(Some records)
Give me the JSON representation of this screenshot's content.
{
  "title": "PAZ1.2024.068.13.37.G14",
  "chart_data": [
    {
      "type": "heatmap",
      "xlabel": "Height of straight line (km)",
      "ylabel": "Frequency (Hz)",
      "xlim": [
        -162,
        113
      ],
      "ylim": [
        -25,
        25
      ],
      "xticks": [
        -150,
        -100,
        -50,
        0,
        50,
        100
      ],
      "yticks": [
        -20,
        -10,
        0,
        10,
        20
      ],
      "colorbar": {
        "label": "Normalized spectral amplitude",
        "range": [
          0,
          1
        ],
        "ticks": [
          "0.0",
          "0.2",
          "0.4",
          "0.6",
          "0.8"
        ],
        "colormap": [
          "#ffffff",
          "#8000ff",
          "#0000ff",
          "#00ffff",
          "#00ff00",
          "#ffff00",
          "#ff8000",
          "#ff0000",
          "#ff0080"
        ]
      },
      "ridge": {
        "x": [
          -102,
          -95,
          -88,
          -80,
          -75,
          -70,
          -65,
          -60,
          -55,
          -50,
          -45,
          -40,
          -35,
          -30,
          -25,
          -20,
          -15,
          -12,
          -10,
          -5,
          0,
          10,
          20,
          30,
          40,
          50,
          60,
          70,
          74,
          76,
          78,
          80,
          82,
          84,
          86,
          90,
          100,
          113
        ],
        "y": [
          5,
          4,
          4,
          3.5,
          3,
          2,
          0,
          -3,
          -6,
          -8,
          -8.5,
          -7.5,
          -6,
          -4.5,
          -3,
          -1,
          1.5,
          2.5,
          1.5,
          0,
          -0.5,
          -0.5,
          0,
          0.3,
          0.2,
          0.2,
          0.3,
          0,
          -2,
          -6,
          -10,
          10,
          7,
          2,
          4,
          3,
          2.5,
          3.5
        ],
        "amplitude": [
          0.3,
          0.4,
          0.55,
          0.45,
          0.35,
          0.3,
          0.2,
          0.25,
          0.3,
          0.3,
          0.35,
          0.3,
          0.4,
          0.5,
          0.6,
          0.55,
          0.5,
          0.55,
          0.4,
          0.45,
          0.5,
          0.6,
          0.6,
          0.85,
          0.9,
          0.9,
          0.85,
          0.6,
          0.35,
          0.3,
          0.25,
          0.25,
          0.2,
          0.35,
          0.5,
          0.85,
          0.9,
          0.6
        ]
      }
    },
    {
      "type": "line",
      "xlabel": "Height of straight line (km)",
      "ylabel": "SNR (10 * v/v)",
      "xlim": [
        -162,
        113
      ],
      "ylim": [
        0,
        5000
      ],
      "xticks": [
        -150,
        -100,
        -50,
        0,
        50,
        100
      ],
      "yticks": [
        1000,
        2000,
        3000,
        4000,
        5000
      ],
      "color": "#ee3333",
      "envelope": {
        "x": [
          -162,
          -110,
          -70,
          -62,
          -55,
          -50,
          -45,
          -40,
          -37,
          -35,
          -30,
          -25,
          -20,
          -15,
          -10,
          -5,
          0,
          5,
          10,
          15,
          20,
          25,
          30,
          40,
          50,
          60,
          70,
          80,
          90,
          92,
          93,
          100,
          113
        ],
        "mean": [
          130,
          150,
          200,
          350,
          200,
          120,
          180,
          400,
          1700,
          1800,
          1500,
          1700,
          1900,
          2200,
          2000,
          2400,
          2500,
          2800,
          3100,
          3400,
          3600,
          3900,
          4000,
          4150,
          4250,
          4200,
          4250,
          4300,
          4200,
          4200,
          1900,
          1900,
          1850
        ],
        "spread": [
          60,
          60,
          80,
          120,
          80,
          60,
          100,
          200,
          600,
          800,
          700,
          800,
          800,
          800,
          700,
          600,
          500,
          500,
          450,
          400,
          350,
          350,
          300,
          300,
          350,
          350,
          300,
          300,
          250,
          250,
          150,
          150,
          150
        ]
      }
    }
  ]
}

Aim – Word for word, extract all the records.

Result for this exercise –
Give me the JSON representation of this screenshot's content.
{
  "title": "PAZ1.2024.068.13.37.G14",
  "chart_data": [
    {
      "type": "heatmap",
      "xlabel": "Height of straight line (km)",
      "ylabel": "Frequency (Hz)",
      "xlim": [
        -162,
        113
      ],
      "ylim": [
        -25,
        25
      ],
      "xticks": [
        -150,
        -100,
        -50,
        0,
        50,
        100
      ],
      "yticks": [
        -20,
        -10,
        0,
        10,
        20
      ],
      "colorbar": {
        "label": "Normalized spectral amplitude",
        "range": [
          0,
          1
        ],
        "ticks": [
          "0.0",
          "0.2",
          "0.4",
          "0.6",
          "0.8"
        ],
        "colormap": [
          "#ffffff",
          "#8000ff",
          "#0000ff",
          "#00ffff",
          "#00ff00",
          "#ffff00",
          "#ff8000",
          "#ff0000",
          "#ff0080"
        ]
      },
      "ridge": {
        "x": [
          -102,
          -95,
          -88,
          -80,
          -75,
          -70,
          -65,
          -60,
          -55,
          -50,
          -45,
          -40,
          -35,
          -30,
          -25,
          -20,
          -15,
          -12,
          -10,
          -5,
          0,
          10,
          20,
          30,
          40,
          50,
          60,
          70,
          74,
          76,
          78,
          80,
          82,
          84,
          86,
          90,
          100,
          113
        ],
        "y": [
          5,
          4,
          4,
          3.5,
          3,
          2,
          0,
          -3,
          -6,
          -8,
          -8.5,
          -7.5,
          -6,
          -4.5,
          -3,
          -1,
          1.5,
          2.5,
          1.5,
          0,
          -0.5,
          -0.5,
          0,
          0.3,
          0.2,
          0.2,
          0.3,
          0,
          -2,
          -6,
          -10,
          10,
          7,
          2,
          4,
          3,
          2.5,
          3.5
        ],
        "amplitude": [
          0.3,
          0.4,
          0.55,
          0.45,
          0.35,
          0.3,
          0.2,
          0.25,
          0.3,
          0.3,
          0.35,
          0.3,
          0.4,
          0.5,
          0.6,
          0.55,
          0.5,
          0.55,
          0.4,
          0.45,
          0.5,
          0.6,
          0.6,
          0.85,
          0.9,
          0.9,
          0.85,
          0.6,
          0.35,
          0.3,
          0.25,
          0.25,
          0.2,
          0.35,
          0.5,
          0.85,
          0.9,
          0.6
        ]
      }
    },
    {
      "type": "line",
      "xlabel": "Height of straight line (km)",
      "ylabel": "SNR (10 * v/v)",
      "xlim": [
        -162,
        113
      ],
      "ylim": [
        0,
        5000
      ],
      "xticks": [
        -150,
        -100,
        -50,
        0,
        50,
        100
      ],
      "yticks": [
        1000,
        2000,
        3000,
        4000,
        5000
      ],
      "color": "#ee3333",
      "envelope": {
        "x": [
          -162,
          -110,
          -70,
          -62,
          -55,
          -50,
          -45,
          -40,
          -37,
          -35,
          -30,
          -25,
          -20,
          -15,
          -10,
          -5,
          0,
          5,
          10,
          15,
          20,
          25,
          30,
          40,
          50,
          60,
          70,
          80,
          90,
          92,
          93,
          100,
          113
        ],
        "mean": [
          130,
          150,
          200,
          350,
          200,
          120,
          180,
          400,
          1700,
          1800,
          1500,
          1700,
          1900,
          2200,
          2000,
          2400,
          2500,
          2800,
          3100,
          3400,
          3600,
          3900,
          4000,
          4150,
          4250,
          4200,
          4250,
          4300,
          4200,
          4200,
          1900,
          1900,
          1850
        ],
        "spread": [
          60,
          60,
          80,
          120,
          80,
          60,
          100,
          200,
          600,
          800,
          700,
          800,
          800,
          800,
          700,
          600,
          500,
          500,
          450,
          400,
          350,
          350,
          300,
          300,
          350,
          350,
          300,
          300,
          250,
          250,
          150,
          150,
          150
        ]
      }
    }
  ]
}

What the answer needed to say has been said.